* _Set exercise_
Find each line in the items below that contains the string "heading" with matching capitalization, and copy those lines out in full.

* _Data section_
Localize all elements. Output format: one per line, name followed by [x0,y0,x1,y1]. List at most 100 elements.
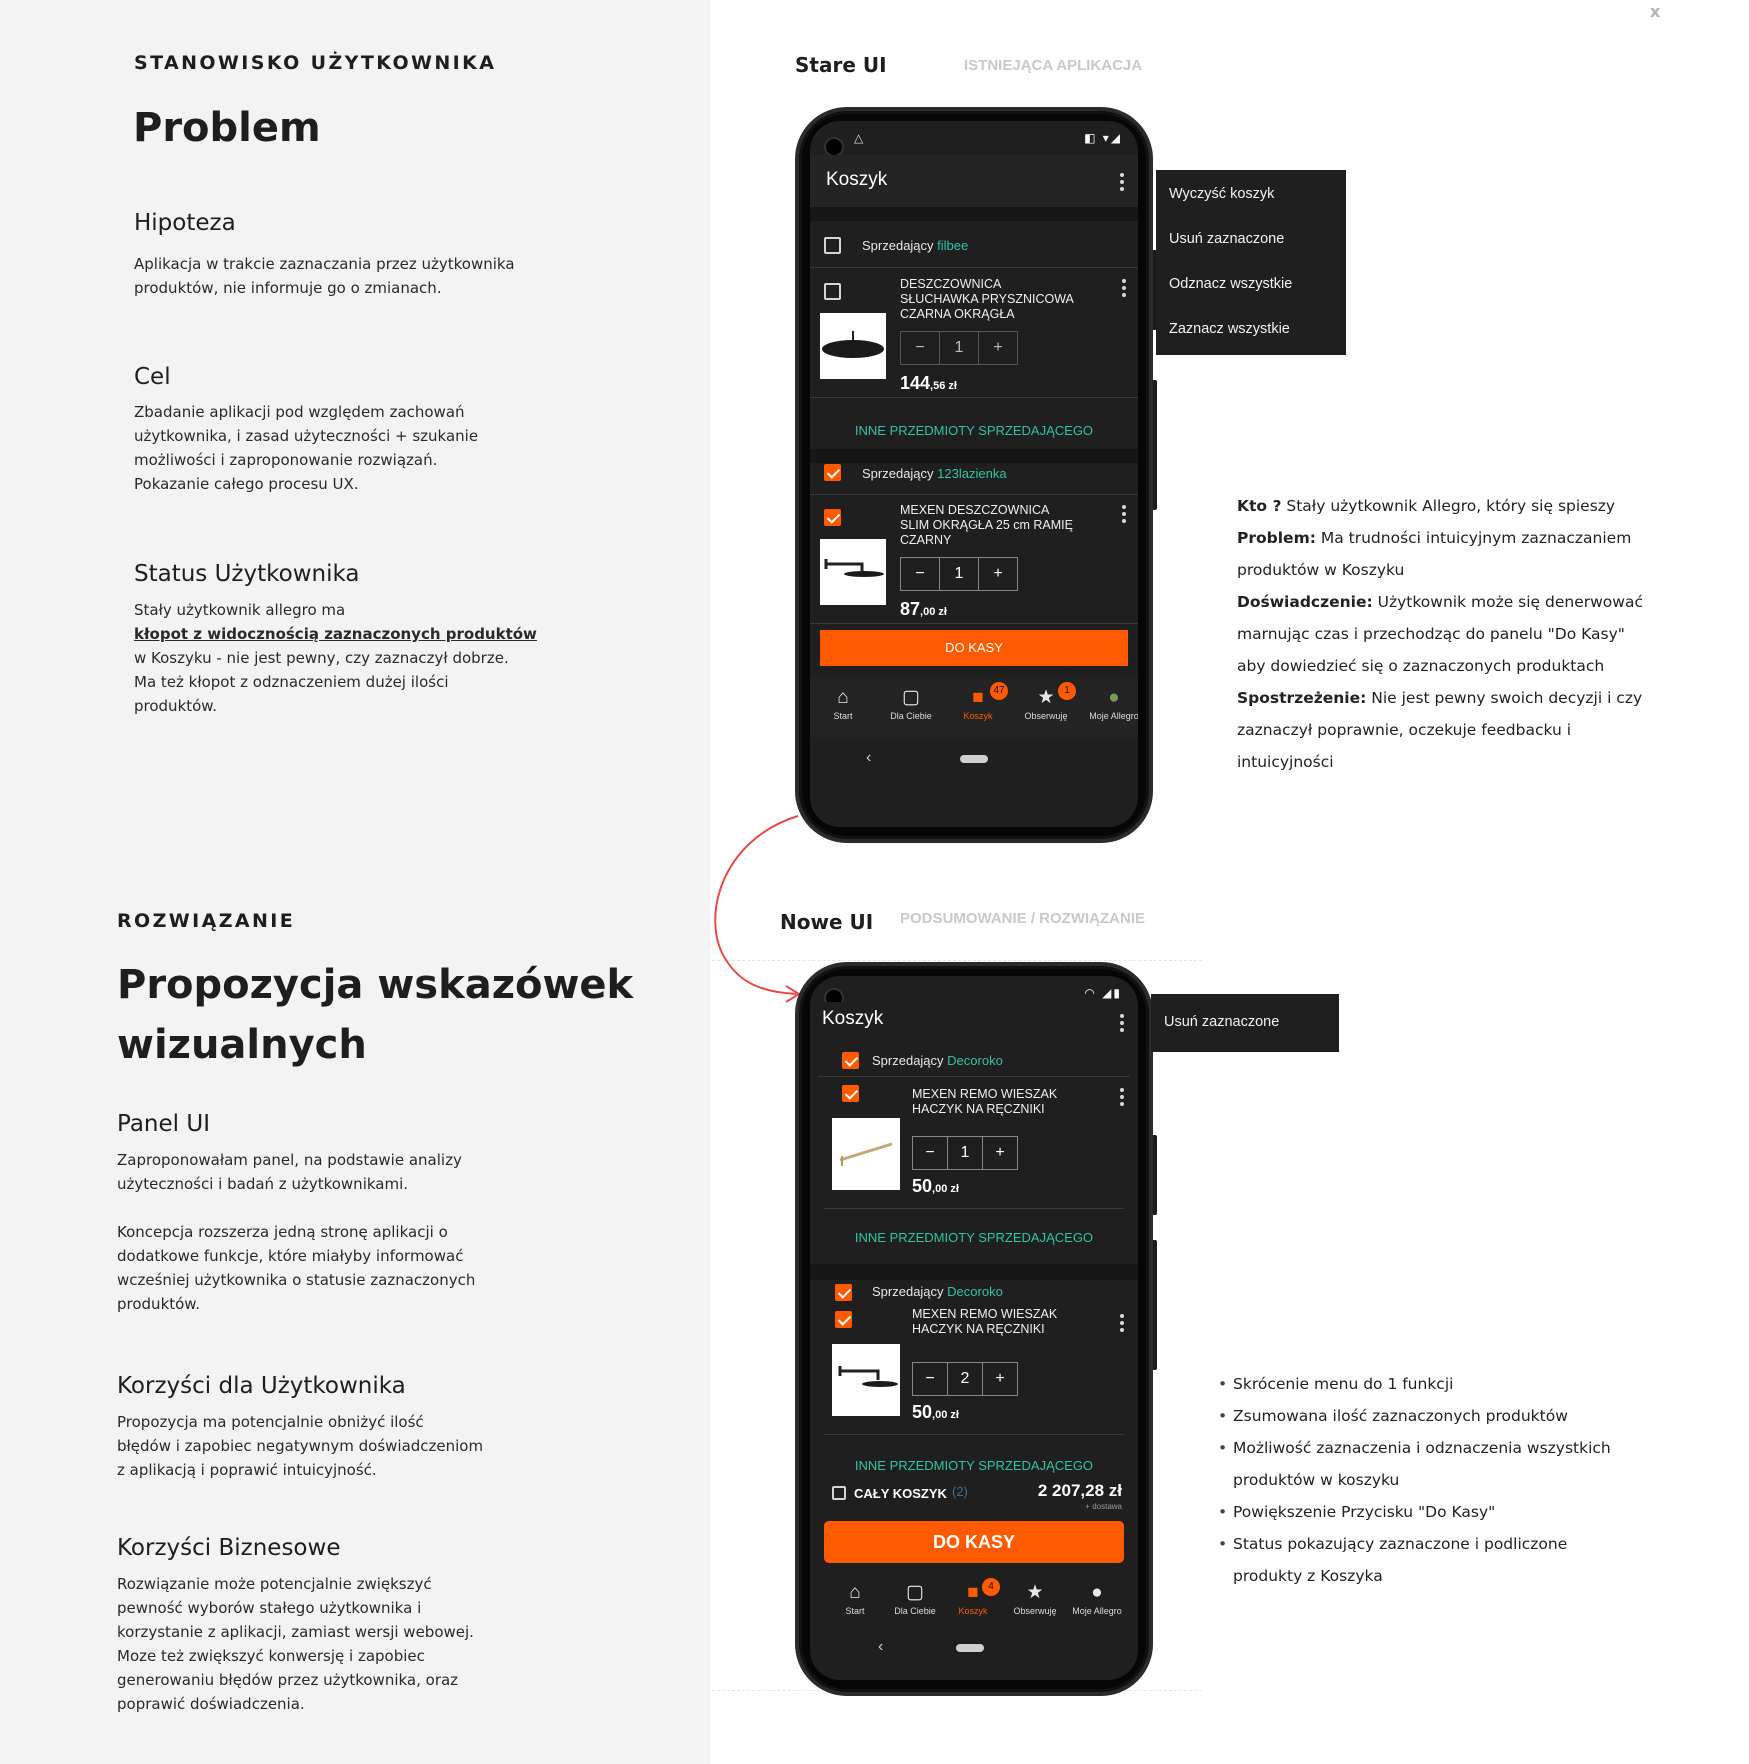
status-bar: △ ◧ ▾◢ [810,121,1138,157]
back-icon[interactable]: ‹ [866,749,871,767]
quantity-stepper[interactable]: −1 + [900,557,1018,591]
plus-icon[interactable]: + [979,332,1017,364]
nav-start[interactable]: ⌂ Start [810,687,878,721]
more-menu-icon[interactable] [1120,1014,1124,1035]
seller-name-link[interactable]: filbee [937,238,968,253]
old-ui-subtitle: ISTNIEJĄCA APLIKACJA [964,57,1143,74]
cart-count-badge: 4 [982,1578,1000,1596]
bottom-nav: ⌂ Start ▢ Dla Ciebie ■ Koszyk 4 ★ Obserwuję … [810,1572,1138,1632]
item-checkbox[interactable] [842,1085,859,1102]
product-thumbnail[interactable] [832,1118,900,1190]
plus-icon[interactable]: + [979,558,1017,590]
panel-text: Zaproponowałam panel, na podstawie anali… [117,1148,557,1316]
persona-label: Problem: [1237,529,1316,547]
nav-moje-allegro[interactable]: ● Moje Allegro [1079,687,1138,721]
hipoteza-heading: Hipoteza [134,210,236,236]
cart-total: 2 207,28 zł [1037,1481,1122,1500]
quantity-stepper[interactable]: −1 + [900,331,1018,365]
whole-cart-label[interactable]: CAŁY KOSZYK [854,1486,947,1501]
minus-icon[interactable]: − [901,332,940,364]
towel-hook-image [839,1142,893,1166]
product-thumbnail[interactable] [820,539,886,605]
product-thumbnail[interactable] [832,1344,900,1416]
shower-head-image [822,331,884,358]
shipping-note: + dostawa [1085,1502,1122,1511]
app-bar: Koszyk [810,155,1138,207]
divider [810,397,1138,398]
menu-item-deselect-all[interactable]: Odznacz wszystkie [1169,276,1292,292]
product-price: 144,56 zł [900,373,957,394]
quantity-stepper[interactable]: −1 + [912,1136,1018,1170]
product-name[interactable]: MEXEN REMO WIESZAK HACZYK NA RĘCZNIKI [912,1087,1072,1117]
price-main: 50 [912,1402,933,1422]
nav-obserwuje[interactable]: ★ Obserwuję [1000,1582,1070,1616]
persona-label: Doświadczenie: [1237,593,1373,611]
divider [818,1076,1130,1077]
korzysci-user-heading: Korzyści dla Użytkownika [117,1373,406,1399]
item-checkbox[interactable] [824,509,841,526]
nav-label: Dla Ciebie [894,1606,936,1616]
nav-label: Start [833,711,853,721]
close-button[interactable]: x [1650,2,1660,21]
plus-icon[interactable]: + [983,1137,1017,1169]
seller-name-link[interactable]: Decoroko [947,1284,1003,1299]
minus-icon[interactable]: − [913,1363,948,1395]
back-icon[interactable]: ‹ [878,1638,883,1656]
plus-icon[interactable]: + [983,1363,1017,1395]
nav-dla-ciebie[interactable]: ▢ Dla Ciebie [876,687,946,721]
old-overflow-menu: Wyczyść koszyk Usuń zaznaczone Odznacz w… [1156,170,1346,355]
minus-icon[interactable]: − [901,558,940,590]
panel-heading: Panel UI [117,1111,210,1137]
item-checkbox[interactable] [835,1311,852,1328]
warning-icon: △ [854,131,864,145]
app-bar: Koszyk [810,1002,1138,1042]
other-items-link[interactable]: INNE PRZEDMIOTY SPRZEDAJĄCEGO [810,1458,1138,1473]
more-menu-icon[interactable] [1120,173,1124,194]
persona-label: Spostrzeżenie: [1237,689,1367,707]
nav-label: Moje Allegro [1072,1606,1122,1616]
status-icons: ◠ ◢▮ [1084,986,1122,1000]
seller-label: Sprzedający [862,238,934,253]
item-more-icon[interactable] [1122,505,1126,526]
seller-checkbox[interactable] [824,237,841,254]
menu-item-remove-selected[interactable]: Usuń zaznaczone [1169,231,1284,247]
nav-moje-allegro[interactable]: ● Moje Allegro [1062,1582,1132,1616]
product-price: 50,00 zł [912,1176,959,1197]
item-more-icon[interactable] [1122,279,1126,300]
quantity-stepper[interactable]: −2 + [912,1362,1018,1396]
seller-checkbox[interactable] [824,464,841,481]
seller-checkbox[interactable] [835,1284,852,1301]
minus-icon[interactable]: − [913,1137,948,1169]
shower-arm-image [824,559,884,577]
menu-item-clear-cart[interactable]: Wyczyść koszyk [1169,186,1274,202]
quantity-value: 1 [940,558,979,590]
select-all-checkbox[interactable] [832,1486,846,1500]
product-name[interactable]: MEXEN DESZCZOWNICA SLIM OKRĄGŁA 25 cm RA… [900,503,1080,548]
app-bar-title: Koszyk [826,169,888,190]
product-name[interactable]: MEXEN REMO WIESZAK HACZYK NA RĘCZNIKI [912,1307,1072,1337]
item-more-icon[interactable] [1120,1314,1124,1335]
seller-name-link[interactable]: 123lazienka [937,466,1006,481]
item-checkbox[interactable] [824,283,841,300]
selected-count: (2) [952,1484,968,1499]
seller-checkbox[interactable] [842,1052,859,1069]
menu-item-select-all[interactable]: Zaznacz wszystkie [1169,321,1290,337]
product-name[interactable]: DESZCZOWNICA SŁUCHAWKA PRYSZNICOWA CZARN… [900,277,1080,322]
home-pill[interactable] [956,1644,984,1652]
seller-row: Sprzedający 123lazienka [862,466,1007,481]
persona-text: Stały użytkownik Allegro, który się spie… [1281,497,1616,515]
section-eyebrow-problem: STANOWISKO UŻYTKOWNIKA [134,52,497,74]
item-more-icon[interactable] [1120,1088,1124,1109]
status-icons: ◧ ▾◢ [1084,131,1122,145]
other-items-link[interactable]: INNE PRZEDMIOTY SPRZEDAJĄCEGO [810,423,1138,438]
seller-label: Sprzedający [862,466,934,481]
home-pill[interactable] [960,755,988,763]
product-thumbnail[interactable] [820,313,886,379]
other-items-link[interactable]: INNE PRZEDMIOTY SPRZEDAJĄCEGO [810,1230,1138,1245]
seller-name-link[interactable]: Decoroko [947,1053,1003,1068]
nav-label: Koszyk [958,1606,988,1616]
solution-title-line1: Propozycja wskazówek [117,962,634,1008]
checkout-button[interactable]: DO KASY [820,630,1128,666]
menu-item-remove-selected[interactable]: Usuń zaznaczone [1164,1014,1279,1030]
checkout-button[interactable]: DO KASY [824,1521,1124,1563]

* _The output_
hipoteza-heading: Hipoteza [134,210,236,236]
korzysci-user-heading: Korzyści dla Użytkownika [117,1373,406,1399]
panel-heading: Panel UI [117,1111,210,1137]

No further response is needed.